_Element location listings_
-- start --
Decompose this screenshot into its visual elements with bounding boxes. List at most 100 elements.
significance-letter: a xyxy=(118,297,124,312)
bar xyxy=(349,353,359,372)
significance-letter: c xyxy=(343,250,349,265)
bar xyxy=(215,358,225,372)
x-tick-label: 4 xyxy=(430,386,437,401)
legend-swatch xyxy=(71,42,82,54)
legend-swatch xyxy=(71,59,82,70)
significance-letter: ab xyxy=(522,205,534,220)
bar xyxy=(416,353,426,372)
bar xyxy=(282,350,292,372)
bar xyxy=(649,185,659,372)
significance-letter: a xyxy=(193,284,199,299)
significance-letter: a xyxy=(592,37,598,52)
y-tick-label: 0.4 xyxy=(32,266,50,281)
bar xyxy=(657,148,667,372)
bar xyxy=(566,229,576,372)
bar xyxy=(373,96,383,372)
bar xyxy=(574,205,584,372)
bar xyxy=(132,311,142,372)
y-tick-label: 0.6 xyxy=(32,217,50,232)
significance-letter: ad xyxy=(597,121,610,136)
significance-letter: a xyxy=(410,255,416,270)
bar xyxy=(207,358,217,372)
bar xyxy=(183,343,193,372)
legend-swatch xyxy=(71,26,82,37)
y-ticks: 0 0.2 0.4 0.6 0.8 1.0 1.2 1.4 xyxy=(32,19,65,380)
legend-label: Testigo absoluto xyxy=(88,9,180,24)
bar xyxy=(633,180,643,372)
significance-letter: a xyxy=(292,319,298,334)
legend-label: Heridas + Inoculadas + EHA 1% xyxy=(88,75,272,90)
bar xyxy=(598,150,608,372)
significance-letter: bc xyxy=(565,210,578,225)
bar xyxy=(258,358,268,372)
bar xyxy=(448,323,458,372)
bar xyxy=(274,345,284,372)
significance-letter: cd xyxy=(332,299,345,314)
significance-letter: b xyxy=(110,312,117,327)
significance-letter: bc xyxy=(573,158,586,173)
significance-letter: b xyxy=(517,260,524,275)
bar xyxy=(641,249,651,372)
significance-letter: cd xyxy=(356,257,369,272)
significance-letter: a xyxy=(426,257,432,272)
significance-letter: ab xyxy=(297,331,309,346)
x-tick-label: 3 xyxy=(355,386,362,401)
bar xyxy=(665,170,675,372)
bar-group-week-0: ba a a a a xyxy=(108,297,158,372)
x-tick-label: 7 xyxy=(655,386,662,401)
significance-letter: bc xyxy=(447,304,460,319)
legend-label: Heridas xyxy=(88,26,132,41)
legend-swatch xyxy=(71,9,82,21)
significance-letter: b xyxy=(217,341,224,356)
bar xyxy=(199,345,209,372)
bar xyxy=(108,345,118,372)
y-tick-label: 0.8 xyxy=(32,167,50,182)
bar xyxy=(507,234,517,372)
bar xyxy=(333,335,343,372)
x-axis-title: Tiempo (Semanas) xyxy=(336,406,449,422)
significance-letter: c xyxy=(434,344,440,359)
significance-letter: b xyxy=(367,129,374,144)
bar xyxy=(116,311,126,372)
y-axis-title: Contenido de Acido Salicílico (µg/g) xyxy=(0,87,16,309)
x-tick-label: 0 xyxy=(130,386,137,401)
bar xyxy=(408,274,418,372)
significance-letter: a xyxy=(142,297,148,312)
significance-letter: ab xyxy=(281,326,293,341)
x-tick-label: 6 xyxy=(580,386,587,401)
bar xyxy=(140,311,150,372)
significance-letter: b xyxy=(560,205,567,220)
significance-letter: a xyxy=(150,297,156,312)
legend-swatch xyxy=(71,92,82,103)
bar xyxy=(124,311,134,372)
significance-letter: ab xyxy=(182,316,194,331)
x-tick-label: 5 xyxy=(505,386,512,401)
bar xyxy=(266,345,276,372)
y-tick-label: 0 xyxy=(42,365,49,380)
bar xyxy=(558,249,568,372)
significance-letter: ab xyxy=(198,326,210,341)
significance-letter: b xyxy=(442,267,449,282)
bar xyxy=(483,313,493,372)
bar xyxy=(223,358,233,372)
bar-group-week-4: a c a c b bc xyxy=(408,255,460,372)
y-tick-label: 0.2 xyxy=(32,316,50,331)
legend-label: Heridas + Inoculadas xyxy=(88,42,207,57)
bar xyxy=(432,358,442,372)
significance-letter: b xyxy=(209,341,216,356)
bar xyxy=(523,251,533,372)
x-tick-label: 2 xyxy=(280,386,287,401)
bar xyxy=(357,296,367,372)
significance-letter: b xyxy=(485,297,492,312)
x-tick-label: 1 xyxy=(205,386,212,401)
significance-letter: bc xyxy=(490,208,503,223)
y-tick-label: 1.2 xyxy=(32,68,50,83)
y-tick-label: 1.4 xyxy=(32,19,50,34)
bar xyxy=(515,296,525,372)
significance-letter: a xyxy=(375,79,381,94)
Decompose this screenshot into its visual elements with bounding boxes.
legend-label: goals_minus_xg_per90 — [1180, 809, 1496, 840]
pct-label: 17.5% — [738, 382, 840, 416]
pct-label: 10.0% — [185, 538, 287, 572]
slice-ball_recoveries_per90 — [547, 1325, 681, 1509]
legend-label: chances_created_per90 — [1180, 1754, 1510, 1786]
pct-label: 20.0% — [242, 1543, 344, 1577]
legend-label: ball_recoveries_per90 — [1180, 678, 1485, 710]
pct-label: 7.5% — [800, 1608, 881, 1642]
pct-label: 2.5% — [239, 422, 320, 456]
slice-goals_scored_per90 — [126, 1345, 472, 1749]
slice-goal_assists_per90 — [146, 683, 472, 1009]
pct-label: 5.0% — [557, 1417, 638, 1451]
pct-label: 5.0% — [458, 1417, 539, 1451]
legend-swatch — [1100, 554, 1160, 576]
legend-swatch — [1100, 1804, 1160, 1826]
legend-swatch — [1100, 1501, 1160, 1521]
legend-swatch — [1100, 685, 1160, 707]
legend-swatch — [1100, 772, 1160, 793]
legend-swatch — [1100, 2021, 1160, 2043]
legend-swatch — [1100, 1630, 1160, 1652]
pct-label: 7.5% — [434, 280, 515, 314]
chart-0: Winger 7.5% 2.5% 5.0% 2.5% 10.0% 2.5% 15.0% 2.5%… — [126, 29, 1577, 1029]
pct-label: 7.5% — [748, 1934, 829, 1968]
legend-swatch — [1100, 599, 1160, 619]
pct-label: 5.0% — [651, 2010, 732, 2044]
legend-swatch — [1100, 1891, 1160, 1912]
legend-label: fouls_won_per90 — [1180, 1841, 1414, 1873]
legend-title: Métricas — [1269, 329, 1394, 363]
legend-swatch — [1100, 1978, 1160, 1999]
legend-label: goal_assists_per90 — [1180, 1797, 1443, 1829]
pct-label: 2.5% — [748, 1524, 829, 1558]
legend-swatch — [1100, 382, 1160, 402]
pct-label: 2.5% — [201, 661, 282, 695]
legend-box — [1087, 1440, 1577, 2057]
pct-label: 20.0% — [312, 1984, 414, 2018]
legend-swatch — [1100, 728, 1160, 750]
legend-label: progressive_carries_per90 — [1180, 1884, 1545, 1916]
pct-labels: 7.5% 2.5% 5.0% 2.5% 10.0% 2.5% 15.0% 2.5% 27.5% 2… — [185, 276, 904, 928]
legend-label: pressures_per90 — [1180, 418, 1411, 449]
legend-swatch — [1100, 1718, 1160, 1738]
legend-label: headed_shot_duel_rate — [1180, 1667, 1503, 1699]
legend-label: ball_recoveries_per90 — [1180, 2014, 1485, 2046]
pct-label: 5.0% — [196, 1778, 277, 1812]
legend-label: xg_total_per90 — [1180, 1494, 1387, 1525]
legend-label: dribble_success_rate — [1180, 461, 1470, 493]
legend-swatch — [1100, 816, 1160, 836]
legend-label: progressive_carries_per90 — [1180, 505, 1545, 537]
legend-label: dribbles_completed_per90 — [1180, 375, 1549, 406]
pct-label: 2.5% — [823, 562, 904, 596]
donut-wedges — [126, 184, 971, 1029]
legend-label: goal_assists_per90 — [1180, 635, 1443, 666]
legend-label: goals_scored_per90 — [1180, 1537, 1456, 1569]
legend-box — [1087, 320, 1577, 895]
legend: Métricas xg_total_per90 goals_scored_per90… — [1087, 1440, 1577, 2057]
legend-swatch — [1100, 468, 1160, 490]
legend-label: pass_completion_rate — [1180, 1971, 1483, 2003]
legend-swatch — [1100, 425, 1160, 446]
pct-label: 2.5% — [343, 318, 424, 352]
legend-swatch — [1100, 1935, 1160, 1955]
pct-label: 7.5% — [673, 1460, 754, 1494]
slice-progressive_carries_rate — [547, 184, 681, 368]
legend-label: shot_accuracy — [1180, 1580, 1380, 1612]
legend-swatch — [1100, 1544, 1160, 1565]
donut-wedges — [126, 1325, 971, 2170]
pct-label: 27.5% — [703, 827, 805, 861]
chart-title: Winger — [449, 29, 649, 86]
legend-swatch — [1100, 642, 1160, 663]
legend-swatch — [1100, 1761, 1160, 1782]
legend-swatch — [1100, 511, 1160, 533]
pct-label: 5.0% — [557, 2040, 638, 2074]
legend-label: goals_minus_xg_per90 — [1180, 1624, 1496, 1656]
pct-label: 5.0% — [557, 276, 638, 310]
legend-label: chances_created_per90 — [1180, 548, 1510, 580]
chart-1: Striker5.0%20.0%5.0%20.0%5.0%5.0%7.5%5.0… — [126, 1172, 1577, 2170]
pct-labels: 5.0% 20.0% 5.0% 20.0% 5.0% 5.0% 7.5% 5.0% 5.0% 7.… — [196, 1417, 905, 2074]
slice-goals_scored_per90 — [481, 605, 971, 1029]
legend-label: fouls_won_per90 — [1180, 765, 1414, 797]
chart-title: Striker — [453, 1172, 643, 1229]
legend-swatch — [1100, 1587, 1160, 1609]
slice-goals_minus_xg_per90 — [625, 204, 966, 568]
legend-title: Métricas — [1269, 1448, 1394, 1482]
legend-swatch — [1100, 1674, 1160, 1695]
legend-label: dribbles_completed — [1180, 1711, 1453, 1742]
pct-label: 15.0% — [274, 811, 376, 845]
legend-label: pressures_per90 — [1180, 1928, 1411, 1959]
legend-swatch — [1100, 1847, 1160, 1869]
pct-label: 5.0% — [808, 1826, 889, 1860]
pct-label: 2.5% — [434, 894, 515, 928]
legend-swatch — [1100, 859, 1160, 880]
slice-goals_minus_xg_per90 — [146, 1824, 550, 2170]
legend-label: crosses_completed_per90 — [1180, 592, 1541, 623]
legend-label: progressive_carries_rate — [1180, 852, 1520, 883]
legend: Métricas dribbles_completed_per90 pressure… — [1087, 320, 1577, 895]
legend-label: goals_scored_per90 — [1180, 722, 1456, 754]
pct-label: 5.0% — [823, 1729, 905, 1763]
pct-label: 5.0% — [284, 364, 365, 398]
-- end --
_TASK TO COMPLETE_
Please rewrite the material from its first line through the line containing "significance-letter: bc xyxy=(573,158,586,173)", replacing every "legend-swatch" with "legend-marker" and leaving everything else unchanged.

_REPLY TO THE EXERCISE_
Decompose this screenshot into its visual elements with bounding boxes. List at most 100 elements.
significance-letter: a xyxy=(118,297,124,312)
bar xyxy=(349,353,359,372)
significance-letter: c xyxy=(343,250,349,265)
bar xyxy=(215,358,225,372)
x-tick-label: 4 xyxy=(430,386,437,401)
legend-marker xyxy=(71,42,82,54)
legend-marker xyxy=(71,59,82,70)
significance-letter: ab xyxy=(522,205,534,220)
bar xyxy=(416,353,426,372)
bar xyxy=(282,350,292,372)
bar xyxy=(649,185,659,372)
significance-letter: a xyxy=(193,284,199,299)
significance-letter: a xyxy=(592,37,598,52)
y-tick-label: 0.4 xyxy=(32,266,50,281)
bar xyxy=(657,148,667,372)
bar xyxy=(566,229,576,372)
bar xyxy=(373,96,383,372)
bar xyxy=(574,205,584,372)
bar xyxy=(132,311,142,372)
y-tick-label: 0.6 xyxy=(32,217,50,232)
significance-letter: ad xyxy=(597,121,610,136)
significance-letter: a xyxy=(410,255,416,270)
bar xyxy=(207,358,217,372)
bar xyxy=(183,343,193,372)
legend-marker xyxy=(71,26,82,37)
y-ticks: 0 0.2 0.4 0.6 0.8 1.0 1.2 1.4 xyxy=(32,19,65,380)
legend-label: Testigo absoluto xyxy=(88,9,180,24)
bar xyxy=(633,180,643,372)
significance-letter: a xyxy=(292,319,298,334)
legend-label: Heridas + Inoculadas + EHA 1% xyxy=(88,75,272,90)
bar xyxy=(598,150,608,372)
significance-letter: bc xyxy=(565,210,578,225)
bar xyxy=(258,358,268,372)
bar xyxy=(448,323,458,372)
bar xyxy=(274,345,284,372)
significance-letter: cd xyxy=(332,299,345,314)
significance-letter: b xyxy=(110,312,117,327)
significance-letter: bc xyxy=(573,158,586,173)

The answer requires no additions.